Stored data entries:
(begin)

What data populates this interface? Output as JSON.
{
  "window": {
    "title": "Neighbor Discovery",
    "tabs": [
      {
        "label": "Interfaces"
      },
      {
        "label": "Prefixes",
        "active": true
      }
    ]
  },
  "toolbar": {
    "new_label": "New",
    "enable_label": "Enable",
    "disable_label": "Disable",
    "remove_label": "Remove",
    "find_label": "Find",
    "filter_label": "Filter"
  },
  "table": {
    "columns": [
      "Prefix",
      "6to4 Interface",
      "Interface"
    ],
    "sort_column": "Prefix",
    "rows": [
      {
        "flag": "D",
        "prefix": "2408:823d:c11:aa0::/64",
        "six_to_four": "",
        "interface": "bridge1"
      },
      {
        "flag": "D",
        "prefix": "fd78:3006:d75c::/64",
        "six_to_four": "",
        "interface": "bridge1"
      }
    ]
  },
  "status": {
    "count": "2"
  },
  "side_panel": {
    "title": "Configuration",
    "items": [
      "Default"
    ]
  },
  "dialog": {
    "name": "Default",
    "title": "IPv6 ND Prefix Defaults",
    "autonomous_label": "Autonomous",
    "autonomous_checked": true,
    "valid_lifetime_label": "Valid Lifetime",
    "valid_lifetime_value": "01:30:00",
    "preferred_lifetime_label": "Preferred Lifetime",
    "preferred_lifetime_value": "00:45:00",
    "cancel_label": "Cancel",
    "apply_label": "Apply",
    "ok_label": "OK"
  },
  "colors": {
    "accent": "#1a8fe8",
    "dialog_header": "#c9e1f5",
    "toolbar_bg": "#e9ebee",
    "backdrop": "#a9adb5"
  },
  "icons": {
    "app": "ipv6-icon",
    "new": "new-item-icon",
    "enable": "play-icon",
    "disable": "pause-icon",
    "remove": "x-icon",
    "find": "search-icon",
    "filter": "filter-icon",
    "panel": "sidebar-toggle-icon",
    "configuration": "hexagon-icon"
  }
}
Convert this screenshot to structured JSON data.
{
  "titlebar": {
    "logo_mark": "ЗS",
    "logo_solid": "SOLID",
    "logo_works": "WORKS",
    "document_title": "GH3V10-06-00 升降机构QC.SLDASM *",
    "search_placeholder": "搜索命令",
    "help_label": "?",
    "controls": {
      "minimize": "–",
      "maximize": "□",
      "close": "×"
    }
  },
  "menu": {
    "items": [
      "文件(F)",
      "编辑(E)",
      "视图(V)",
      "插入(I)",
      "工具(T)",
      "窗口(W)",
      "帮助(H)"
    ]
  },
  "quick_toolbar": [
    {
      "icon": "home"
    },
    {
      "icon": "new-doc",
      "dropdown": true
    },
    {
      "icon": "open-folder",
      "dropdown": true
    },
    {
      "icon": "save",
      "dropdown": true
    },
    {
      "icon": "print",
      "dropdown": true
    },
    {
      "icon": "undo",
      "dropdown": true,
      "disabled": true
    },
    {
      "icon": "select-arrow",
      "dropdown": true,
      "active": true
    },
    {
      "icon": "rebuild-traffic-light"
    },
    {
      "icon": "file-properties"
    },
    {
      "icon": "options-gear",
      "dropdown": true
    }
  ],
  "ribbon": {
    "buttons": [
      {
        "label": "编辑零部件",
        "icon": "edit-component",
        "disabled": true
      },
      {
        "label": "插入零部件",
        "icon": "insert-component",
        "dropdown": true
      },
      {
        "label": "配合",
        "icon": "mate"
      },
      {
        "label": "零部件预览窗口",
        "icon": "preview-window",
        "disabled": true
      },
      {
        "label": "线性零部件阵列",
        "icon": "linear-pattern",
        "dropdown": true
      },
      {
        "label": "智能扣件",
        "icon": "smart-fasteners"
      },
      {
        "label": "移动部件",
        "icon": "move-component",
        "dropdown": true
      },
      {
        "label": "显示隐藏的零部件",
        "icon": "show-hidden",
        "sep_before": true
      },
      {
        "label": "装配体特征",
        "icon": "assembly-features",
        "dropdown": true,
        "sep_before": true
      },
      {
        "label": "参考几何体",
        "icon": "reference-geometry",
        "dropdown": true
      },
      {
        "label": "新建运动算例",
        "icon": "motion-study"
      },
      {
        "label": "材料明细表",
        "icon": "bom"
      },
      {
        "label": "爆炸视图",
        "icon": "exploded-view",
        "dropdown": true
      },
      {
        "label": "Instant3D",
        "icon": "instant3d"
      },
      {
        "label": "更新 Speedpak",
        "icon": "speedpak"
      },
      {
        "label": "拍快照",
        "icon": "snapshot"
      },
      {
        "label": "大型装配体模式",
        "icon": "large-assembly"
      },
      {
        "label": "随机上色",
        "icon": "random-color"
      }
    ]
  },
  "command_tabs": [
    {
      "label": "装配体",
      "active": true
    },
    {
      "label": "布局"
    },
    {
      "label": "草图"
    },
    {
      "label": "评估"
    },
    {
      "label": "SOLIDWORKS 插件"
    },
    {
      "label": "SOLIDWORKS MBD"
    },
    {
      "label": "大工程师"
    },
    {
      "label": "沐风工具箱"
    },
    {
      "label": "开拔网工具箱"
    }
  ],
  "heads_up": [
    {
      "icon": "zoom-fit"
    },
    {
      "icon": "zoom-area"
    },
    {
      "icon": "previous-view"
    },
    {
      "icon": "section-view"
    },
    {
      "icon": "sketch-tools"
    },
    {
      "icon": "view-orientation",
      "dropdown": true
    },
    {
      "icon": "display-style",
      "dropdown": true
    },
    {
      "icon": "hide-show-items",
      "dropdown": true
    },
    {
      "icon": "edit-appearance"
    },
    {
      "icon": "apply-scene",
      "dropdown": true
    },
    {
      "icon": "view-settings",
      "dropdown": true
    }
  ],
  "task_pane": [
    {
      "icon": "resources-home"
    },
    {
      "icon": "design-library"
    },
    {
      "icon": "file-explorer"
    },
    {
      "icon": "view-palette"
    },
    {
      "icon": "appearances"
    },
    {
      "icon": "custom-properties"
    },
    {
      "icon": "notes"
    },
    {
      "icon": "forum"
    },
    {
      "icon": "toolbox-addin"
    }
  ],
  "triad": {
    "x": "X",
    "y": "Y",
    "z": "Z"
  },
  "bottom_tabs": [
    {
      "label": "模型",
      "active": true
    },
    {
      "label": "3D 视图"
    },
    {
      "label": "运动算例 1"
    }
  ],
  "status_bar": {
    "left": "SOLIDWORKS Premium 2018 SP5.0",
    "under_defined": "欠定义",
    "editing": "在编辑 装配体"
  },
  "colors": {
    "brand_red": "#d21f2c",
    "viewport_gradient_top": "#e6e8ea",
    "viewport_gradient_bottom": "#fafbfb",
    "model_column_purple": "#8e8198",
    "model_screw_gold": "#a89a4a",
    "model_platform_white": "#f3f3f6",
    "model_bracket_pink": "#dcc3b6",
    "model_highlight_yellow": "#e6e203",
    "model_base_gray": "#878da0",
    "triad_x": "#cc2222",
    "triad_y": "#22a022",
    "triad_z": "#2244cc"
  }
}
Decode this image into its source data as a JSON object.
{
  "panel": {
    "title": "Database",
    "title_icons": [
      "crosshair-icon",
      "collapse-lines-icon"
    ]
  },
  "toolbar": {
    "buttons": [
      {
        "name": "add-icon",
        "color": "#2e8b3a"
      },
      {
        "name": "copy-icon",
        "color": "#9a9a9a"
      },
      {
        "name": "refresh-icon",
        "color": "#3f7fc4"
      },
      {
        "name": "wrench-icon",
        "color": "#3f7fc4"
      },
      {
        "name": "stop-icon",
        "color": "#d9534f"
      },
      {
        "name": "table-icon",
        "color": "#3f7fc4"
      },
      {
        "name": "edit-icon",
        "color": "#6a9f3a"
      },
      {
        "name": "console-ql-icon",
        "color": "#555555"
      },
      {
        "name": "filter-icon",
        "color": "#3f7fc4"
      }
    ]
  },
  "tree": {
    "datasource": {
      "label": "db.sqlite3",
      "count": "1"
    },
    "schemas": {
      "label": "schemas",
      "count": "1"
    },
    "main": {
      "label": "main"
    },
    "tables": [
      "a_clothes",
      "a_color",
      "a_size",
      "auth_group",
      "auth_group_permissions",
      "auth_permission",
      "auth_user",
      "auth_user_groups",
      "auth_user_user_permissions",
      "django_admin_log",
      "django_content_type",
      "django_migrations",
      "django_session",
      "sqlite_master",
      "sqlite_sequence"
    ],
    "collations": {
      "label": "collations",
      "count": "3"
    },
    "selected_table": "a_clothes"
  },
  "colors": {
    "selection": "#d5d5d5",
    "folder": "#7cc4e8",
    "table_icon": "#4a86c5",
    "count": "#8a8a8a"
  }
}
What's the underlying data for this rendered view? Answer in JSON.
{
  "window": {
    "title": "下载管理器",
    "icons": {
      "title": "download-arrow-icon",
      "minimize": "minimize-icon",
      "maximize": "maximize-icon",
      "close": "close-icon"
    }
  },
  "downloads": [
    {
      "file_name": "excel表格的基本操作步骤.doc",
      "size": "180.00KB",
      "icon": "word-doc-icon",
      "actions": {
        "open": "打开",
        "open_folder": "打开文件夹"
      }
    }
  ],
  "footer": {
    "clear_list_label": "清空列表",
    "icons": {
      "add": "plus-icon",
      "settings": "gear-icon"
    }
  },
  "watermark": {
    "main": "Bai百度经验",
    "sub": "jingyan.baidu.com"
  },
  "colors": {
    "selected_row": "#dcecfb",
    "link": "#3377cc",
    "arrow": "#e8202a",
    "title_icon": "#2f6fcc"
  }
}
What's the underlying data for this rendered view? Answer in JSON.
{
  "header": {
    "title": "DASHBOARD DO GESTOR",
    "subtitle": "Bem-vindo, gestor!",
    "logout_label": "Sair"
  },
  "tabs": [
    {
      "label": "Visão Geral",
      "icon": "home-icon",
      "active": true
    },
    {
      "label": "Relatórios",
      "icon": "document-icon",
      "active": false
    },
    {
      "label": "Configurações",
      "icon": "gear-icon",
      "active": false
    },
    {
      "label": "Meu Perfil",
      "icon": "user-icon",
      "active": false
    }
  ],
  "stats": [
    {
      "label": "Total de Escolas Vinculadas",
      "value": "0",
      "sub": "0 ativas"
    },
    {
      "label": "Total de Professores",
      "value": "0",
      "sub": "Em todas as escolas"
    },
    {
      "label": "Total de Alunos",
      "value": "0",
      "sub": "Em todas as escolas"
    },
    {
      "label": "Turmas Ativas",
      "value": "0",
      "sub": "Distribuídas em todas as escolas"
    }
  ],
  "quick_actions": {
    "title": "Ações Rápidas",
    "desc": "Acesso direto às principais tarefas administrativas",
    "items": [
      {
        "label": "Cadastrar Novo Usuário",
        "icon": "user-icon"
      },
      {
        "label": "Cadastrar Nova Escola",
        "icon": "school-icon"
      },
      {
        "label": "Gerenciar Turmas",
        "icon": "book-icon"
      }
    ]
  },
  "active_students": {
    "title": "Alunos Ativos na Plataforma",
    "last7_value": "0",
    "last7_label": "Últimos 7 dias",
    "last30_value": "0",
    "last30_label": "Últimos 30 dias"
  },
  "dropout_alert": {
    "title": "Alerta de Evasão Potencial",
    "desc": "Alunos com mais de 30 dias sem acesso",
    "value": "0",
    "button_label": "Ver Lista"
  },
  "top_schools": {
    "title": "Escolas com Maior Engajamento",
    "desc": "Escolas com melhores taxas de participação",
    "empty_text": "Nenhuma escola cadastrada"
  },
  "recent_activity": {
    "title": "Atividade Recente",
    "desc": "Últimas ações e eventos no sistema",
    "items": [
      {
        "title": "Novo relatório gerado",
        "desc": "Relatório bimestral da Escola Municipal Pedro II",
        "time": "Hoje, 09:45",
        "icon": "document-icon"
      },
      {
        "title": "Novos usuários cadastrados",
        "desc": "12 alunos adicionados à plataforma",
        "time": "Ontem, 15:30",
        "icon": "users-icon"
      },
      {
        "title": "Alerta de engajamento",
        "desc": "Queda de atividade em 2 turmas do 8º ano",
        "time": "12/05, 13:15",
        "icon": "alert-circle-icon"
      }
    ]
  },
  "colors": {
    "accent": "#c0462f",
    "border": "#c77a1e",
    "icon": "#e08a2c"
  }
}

(end)

### [Your objective]
Look through the data above. Find each line with the string "Alerta" and copy it.

### [Task response]
    "title": "Alerta de Evasão Potencial",
        "title": "Alerta de engajamento",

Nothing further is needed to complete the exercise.